Read the listing and extract each line that includes the word "λοιπὸν".
>>>
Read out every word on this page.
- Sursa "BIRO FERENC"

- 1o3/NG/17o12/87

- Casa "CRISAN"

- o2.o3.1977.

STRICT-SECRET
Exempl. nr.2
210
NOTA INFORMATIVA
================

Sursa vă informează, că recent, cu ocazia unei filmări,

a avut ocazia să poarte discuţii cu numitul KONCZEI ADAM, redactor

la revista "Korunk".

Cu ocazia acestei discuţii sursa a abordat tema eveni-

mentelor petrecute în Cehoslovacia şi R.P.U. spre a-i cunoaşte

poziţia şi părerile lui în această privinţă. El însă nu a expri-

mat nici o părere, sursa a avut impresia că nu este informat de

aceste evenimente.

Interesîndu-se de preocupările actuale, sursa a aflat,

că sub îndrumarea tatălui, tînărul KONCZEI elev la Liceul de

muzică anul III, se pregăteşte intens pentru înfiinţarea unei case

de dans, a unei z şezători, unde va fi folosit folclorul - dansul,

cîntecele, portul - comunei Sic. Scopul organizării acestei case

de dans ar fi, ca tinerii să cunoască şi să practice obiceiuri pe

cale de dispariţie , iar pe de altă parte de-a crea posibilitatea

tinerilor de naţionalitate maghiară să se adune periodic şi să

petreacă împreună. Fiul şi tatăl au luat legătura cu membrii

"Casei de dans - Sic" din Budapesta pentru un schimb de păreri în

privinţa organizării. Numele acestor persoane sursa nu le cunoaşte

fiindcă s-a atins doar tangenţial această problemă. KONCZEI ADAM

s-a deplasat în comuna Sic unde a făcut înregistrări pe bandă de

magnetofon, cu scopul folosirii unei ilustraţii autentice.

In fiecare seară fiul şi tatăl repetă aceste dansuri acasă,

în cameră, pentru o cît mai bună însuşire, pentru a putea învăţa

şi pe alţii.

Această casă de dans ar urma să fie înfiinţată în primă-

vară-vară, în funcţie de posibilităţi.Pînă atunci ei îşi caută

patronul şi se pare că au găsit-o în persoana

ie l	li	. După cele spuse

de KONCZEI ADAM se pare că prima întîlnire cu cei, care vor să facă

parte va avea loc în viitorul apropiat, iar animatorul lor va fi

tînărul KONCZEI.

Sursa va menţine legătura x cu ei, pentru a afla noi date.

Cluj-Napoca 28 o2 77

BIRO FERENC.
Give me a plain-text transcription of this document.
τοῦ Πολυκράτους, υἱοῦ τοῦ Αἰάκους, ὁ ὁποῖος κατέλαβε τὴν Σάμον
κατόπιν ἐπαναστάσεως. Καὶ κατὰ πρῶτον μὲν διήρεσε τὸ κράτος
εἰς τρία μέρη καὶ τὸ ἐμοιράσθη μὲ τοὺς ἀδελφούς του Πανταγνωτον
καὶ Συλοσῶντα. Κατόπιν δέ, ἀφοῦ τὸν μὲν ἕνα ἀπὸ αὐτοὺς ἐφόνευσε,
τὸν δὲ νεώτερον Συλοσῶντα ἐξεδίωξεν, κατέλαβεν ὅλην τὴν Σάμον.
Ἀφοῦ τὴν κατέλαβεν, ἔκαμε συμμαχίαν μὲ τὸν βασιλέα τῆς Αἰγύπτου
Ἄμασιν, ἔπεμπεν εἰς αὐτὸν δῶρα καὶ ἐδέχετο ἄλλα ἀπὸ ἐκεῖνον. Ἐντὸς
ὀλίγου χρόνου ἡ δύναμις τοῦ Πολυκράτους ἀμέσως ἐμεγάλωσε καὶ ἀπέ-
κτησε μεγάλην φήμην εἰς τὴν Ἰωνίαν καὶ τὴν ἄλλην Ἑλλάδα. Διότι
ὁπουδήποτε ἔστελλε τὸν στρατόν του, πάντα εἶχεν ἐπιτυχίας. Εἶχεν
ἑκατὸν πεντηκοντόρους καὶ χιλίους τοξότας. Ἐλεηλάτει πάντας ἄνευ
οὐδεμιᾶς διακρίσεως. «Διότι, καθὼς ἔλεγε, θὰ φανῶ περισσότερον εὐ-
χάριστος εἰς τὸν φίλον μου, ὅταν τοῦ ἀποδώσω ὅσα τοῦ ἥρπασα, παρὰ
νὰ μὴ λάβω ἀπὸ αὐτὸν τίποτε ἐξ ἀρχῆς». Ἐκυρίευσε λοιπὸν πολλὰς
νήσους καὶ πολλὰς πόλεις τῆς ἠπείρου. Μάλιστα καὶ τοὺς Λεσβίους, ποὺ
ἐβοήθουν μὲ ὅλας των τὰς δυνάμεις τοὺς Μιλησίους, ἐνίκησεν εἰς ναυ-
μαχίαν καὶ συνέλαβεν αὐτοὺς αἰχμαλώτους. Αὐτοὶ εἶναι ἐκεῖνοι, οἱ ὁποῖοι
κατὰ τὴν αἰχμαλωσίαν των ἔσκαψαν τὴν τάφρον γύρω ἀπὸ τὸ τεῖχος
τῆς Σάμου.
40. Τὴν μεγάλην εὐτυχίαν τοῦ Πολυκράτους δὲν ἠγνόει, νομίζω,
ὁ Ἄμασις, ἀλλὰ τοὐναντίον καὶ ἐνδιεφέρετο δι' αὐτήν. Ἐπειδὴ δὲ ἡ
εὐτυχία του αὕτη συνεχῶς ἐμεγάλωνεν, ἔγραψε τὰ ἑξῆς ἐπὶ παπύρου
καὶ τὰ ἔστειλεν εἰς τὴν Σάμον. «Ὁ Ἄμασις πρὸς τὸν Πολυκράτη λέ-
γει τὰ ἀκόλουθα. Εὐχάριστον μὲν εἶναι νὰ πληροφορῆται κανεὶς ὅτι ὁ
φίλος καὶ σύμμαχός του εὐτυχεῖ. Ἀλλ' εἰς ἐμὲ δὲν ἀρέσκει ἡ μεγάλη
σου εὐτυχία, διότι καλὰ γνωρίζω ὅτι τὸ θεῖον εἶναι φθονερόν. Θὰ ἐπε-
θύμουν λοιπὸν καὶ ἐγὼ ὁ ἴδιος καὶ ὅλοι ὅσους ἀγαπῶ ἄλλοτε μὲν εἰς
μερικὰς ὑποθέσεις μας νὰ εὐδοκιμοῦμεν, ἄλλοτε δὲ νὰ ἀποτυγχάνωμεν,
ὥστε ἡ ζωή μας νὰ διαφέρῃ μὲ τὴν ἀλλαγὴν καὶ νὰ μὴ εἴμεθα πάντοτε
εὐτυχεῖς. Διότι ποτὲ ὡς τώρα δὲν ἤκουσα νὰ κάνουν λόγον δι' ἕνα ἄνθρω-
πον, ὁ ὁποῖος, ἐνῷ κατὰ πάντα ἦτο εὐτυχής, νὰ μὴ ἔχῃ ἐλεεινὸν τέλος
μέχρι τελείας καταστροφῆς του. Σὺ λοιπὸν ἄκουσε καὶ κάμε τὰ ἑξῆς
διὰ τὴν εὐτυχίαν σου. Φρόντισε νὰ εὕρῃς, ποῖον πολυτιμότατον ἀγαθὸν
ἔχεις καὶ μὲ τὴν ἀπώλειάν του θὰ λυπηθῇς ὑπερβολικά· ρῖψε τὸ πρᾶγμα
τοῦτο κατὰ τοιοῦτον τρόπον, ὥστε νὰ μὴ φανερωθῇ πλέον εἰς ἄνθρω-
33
<<<
Answer to the task:
νὰ μὴ λάβω ἀπὸ αὐτὸν τίποτε ἐξ ἀρχῆς». Ἐκυρίευσε λοιπὸν πολλὰς
θύμουν λοιπὸν καὶ ἐγὼ ὁ ἴδιος καὶ ὅλοι ὅσους ἀγαπῶ ἄλλοτε μὲν εἰς
μέχρι τελείας καταστροφῆς του. Σὺ λοιπὸν ἄκουσε καὶ κάμε τὰ ἑξῆς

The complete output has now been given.